Task to complete: Which lines in the material below contain the word "Geräte"? Copy each of them.

********

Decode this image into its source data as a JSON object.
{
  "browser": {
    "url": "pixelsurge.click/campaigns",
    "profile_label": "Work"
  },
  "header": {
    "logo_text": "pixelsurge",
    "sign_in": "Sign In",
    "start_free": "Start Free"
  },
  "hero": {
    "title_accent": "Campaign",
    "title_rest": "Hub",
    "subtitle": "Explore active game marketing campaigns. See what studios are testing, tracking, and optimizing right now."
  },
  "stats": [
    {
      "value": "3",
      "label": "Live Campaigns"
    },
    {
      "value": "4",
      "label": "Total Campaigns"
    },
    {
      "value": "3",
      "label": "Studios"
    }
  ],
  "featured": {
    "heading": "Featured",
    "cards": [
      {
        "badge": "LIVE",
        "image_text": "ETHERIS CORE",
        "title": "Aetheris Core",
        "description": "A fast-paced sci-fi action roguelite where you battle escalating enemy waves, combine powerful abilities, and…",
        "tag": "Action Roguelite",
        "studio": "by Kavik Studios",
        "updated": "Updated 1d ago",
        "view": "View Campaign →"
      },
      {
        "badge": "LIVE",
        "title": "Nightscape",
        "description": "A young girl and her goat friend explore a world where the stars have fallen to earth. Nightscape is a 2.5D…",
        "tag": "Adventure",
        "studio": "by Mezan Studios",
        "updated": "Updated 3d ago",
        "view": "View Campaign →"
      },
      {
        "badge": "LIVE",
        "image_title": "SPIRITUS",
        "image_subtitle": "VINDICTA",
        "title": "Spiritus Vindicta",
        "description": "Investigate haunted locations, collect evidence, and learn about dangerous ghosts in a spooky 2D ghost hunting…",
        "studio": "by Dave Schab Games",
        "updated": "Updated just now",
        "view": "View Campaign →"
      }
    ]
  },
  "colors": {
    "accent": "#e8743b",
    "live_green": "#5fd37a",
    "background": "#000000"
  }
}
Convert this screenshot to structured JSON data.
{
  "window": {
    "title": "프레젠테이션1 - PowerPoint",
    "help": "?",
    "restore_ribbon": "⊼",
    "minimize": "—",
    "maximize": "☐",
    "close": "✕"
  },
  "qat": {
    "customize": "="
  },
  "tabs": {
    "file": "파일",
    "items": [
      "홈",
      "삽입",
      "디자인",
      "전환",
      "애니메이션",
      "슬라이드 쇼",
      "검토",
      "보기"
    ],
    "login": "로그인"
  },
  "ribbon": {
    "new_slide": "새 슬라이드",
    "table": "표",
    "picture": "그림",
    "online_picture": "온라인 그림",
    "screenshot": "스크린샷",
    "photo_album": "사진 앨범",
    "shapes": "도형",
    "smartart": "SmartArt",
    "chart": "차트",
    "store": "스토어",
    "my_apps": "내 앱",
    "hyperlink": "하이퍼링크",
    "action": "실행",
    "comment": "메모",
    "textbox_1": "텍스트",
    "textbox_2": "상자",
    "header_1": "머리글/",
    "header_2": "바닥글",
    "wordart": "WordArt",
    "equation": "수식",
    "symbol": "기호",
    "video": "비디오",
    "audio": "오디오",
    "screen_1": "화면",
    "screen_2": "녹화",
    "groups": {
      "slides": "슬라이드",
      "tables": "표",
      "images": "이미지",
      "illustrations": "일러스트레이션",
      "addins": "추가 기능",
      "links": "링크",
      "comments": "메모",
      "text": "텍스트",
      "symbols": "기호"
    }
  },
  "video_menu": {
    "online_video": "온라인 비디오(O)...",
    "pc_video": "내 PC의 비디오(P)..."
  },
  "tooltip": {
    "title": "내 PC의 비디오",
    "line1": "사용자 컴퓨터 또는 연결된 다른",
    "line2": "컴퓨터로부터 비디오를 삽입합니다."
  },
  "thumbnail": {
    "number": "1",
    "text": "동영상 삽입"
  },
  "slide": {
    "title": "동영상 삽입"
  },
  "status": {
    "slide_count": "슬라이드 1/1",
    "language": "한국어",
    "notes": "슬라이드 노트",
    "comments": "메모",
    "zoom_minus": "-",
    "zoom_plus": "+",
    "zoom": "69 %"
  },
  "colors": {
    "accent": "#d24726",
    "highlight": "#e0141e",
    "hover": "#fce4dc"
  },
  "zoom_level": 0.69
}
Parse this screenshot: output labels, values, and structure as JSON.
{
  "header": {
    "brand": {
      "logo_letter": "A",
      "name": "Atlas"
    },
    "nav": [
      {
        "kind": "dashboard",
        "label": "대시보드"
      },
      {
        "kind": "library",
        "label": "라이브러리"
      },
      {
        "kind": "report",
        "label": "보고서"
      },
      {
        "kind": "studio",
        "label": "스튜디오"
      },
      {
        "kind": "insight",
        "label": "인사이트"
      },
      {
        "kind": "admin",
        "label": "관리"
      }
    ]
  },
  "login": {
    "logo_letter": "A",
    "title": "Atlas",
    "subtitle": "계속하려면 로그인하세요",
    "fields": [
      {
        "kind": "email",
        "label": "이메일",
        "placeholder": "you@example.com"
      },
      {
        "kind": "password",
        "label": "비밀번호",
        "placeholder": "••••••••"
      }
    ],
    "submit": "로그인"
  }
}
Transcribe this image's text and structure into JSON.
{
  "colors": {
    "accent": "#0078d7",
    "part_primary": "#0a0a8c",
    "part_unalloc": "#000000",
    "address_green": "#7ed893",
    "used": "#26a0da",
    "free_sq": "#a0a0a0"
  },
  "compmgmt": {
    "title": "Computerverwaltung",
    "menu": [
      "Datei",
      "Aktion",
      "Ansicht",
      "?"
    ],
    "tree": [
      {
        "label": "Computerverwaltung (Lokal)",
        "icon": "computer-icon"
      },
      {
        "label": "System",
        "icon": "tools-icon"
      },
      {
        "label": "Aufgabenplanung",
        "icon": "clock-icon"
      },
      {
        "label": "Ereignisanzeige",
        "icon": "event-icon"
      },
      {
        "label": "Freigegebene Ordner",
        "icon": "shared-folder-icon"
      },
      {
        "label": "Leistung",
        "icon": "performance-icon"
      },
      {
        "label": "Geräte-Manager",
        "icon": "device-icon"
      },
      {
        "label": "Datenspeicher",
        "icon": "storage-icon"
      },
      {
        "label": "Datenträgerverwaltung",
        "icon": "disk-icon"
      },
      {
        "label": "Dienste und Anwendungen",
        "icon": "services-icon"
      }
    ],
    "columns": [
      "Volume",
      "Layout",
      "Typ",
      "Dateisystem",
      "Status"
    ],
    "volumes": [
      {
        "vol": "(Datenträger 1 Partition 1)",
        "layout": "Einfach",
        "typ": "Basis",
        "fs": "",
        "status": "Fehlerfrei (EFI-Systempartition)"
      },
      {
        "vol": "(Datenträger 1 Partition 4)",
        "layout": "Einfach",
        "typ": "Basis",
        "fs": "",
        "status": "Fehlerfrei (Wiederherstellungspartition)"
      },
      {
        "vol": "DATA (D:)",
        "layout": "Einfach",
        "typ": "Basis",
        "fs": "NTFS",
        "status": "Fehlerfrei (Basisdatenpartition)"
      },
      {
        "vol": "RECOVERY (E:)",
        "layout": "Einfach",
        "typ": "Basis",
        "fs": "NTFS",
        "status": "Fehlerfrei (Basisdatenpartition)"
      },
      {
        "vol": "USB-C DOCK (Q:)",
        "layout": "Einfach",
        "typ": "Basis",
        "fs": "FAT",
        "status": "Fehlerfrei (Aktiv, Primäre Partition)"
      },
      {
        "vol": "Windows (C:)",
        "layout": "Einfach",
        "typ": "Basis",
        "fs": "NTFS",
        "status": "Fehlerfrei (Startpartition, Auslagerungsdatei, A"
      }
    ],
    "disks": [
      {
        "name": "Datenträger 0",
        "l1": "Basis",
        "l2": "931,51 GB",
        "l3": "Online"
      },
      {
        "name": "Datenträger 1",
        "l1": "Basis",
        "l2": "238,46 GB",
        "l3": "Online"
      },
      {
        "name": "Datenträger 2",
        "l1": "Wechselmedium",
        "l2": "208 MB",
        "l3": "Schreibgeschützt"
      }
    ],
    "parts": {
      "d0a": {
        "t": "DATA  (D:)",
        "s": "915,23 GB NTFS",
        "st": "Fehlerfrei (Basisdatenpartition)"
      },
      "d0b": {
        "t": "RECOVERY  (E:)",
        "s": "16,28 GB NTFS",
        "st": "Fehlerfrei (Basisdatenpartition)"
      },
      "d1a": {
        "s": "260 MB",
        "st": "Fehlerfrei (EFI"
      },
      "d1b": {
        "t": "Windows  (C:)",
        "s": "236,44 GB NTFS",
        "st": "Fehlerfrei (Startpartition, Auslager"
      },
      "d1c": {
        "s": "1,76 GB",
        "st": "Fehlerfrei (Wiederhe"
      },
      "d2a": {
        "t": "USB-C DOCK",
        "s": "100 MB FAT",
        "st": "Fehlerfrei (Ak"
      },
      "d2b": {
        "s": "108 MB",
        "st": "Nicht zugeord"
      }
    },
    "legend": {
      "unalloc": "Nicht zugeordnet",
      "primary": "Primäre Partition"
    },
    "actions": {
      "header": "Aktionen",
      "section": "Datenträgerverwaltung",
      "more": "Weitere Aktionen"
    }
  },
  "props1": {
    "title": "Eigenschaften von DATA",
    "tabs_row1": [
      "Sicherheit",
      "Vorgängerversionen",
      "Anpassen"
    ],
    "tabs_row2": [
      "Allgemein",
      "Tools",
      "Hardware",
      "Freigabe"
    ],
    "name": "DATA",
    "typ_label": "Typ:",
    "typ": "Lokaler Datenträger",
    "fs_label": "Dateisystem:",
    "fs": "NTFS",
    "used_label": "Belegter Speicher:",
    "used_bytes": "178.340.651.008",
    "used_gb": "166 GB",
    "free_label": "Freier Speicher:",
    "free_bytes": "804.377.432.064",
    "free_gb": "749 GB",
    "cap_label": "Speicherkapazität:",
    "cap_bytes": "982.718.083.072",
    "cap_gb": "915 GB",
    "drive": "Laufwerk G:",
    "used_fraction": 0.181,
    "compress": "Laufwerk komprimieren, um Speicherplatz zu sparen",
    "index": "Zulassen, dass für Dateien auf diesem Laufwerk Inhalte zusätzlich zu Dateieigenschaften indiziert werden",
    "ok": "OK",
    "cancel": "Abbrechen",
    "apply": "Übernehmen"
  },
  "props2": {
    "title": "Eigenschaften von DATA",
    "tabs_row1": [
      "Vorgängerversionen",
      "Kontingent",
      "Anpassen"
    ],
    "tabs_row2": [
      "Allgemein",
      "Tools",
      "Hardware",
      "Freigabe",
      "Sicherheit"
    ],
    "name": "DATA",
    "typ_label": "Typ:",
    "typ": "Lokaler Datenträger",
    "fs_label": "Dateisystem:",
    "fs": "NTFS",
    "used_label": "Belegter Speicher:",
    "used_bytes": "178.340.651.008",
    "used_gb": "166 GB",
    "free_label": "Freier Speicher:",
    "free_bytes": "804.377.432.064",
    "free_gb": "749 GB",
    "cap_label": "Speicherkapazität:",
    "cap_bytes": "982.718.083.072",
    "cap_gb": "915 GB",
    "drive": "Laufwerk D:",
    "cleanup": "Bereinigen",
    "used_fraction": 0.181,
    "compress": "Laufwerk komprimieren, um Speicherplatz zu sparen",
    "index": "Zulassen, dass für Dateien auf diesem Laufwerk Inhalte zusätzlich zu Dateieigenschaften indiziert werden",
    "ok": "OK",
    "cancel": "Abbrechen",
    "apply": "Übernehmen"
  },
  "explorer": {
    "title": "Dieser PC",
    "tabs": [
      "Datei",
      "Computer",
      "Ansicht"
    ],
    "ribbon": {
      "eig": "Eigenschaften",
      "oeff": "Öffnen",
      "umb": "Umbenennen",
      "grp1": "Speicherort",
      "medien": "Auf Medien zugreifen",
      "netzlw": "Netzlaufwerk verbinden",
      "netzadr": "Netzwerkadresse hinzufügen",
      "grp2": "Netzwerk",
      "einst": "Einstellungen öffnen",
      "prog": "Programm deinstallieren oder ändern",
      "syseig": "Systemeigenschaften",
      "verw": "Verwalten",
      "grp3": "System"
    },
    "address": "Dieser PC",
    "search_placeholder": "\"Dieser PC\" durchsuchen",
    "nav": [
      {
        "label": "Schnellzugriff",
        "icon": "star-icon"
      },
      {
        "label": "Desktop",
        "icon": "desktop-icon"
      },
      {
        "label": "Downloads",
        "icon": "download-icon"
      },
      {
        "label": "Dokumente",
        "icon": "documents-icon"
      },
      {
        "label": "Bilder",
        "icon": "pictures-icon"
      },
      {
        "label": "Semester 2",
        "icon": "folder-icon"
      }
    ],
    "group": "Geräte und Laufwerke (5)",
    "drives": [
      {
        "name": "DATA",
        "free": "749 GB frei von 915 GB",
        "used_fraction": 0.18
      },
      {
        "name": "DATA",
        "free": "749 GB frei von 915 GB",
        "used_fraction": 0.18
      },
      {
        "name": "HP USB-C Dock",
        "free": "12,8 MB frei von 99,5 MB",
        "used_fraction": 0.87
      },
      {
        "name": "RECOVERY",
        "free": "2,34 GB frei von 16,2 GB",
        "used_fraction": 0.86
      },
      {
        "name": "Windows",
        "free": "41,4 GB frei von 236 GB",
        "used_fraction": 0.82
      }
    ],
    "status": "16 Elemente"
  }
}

********

Response for this exercise:
        "label": "Geräte-Manager",
    "group": "Geräte und Laufwerke (5)",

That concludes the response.